Questions to answer:
**A)** Give the part of the malpractice case account that opens with the words containing "Plaintiffs contended that" and closes with "November 14, 2005." again, with "emergency MRI" replaced by "urgent MRI".
**B)** Carry on the account of the McKay malpractice case past its last sentence.

The events leading to the allegations of medical malpractice occurred in November and December 2004. On November 8, 2004, Lawrence McKay (Lawrence) -- a medical doctor --experienced back pain as a result of a rough plane landing. He complained to his wife Kay M. McKay (Kay) -- a nurse -- and he started taking Tylenol. The pain continued and on November 23, 2004, Lawrence sought medical treatment at Primary Care Associates (PCA). On November 29, 2004, defendant Dr. Robert Dubow, an internist and staff physician at PCA, observed tenderness on Lawrence's back. On Friday, December 10, 2004, Dubow and Lawrence communicated by phone, and the next day, Lawrence had a blood test at PCA. On Monday, December 13, 2004, Dubow learned that Lawrence had seen an orthopedist and planned to see a chiropractor.
Plaintiffs contended that Dubow learned on December 13 that Lawrence suffered from an abnormal liver, lost twenty-four pounds during the preceding ten days, and showed signs of vertebral osteomyelitis. Plaintiffs' theory was that Dubow failed to order an emergency MRI, which would have revealed the condition, which plaintiffs argued was treatable with antibiotics. Instead, Lawrence was admitted into the hospital on December 17, 2004, suffered acute renal failure, and died on November 14, 2005.
Dubow's primary defense was that Lawrence refused to follow Dubow's request to return for an examination. Dubow testified that he called Lawrence on December 13, talked to Kay, informed her about the abnormal blood test, and requested that Lawrence return to his office. At trial, Dubow contended that Lawrence was overmedicated and resisted treatment.
The nine-day trial occurred in September 2010. Plaintiffs produced three expert witnesses, a treating gastroenterologist, and three lay witnesses. Dubow testified and produced two expert witness, including Dr. Chester Robert Smialowicz, a forensic expert in infectious disease and internal medicine.
Smialowicz opined that Dubow appropriately requested Lawrence to return to his office on December 13, 2004. Smialowicz explained that a doctor cannot diagnose a condition without an office visit.

Listed entries:
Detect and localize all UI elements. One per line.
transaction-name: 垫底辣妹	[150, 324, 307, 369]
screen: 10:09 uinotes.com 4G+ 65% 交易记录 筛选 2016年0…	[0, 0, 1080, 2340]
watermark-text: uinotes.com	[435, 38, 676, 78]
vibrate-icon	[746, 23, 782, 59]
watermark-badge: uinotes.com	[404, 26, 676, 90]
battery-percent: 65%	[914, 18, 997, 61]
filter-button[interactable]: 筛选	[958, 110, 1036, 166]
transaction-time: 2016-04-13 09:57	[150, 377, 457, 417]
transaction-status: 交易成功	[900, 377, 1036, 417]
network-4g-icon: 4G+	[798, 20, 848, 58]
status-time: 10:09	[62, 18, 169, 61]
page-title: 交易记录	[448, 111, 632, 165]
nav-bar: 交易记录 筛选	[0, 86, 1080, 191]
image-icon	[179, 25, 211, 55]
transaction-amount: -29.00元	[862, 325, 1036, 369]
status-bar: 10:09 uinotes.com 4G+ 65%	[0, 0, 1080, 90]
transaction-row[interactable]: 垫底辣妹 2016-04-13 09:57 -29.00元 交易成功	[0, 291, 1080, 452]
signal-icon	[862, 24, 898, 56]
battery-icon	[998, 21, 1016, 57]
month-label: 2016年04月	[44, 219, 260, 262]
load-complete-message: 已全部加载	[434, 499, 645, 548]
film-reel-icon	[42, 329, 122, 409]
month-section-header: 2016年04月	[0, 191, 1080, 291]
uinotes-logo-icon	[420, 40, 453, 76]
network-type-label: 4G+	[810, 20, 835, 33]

Task-by-task answers:
**A)**
Plaintiffs contended that Dubow learned on December 13 that Lawrence suffered from an abnormal liver, lost twenty-four pounds during the preceding ten days, and showed signs of vertebral osteomyelitis. Plaintiffs' theory was that Dubow failed to order an urgent MRI, which would have revealed the condition, which plaintiffs argued was treatable with antibiotics. Instead, Lawrence was admitted into the hospital on December 17, 2004, suffered acute renal failure, and died on November 14, 2005.

**B)**
On cross-examination, Smialowicz testified that he has taught other doctors how to avoid being sued "by being careful." Smialowicz stated, for example, that doctors at Deborah Hospital asked him to teach on the subject of "how to be a successful defendant." He testified that the doctors at Deborah Hospital chose him because he has experience testifying for both patients and physicians. In describing what he taught, Smialowicz explained:
[The doctors] need me to teach them pitfalls in infectious disease that they have to be careful of, as far as patients being transferred from another hospital that had blood cultures done at the other hospital. Pick up the phone and call the microlab at the other hospital, don't wait for stuff to be sent to you, so you can find out what's going on. That type of thing. That's what I try to teach them.
In his summation, plaintiffs' attorney stated:
I suggest that what Smialowicz really tells doctors [is] . . . [t]his is what you have to do after you're sued, say whatever you have to say, do whatever you have to do. Hey, Smialowicz is a perfect example of it. . . . . His opinions don't change at all because he will say whatever has to be said and do whatever has to be done so that [Smialowicz] can help other doctors be, quote/unquote, ...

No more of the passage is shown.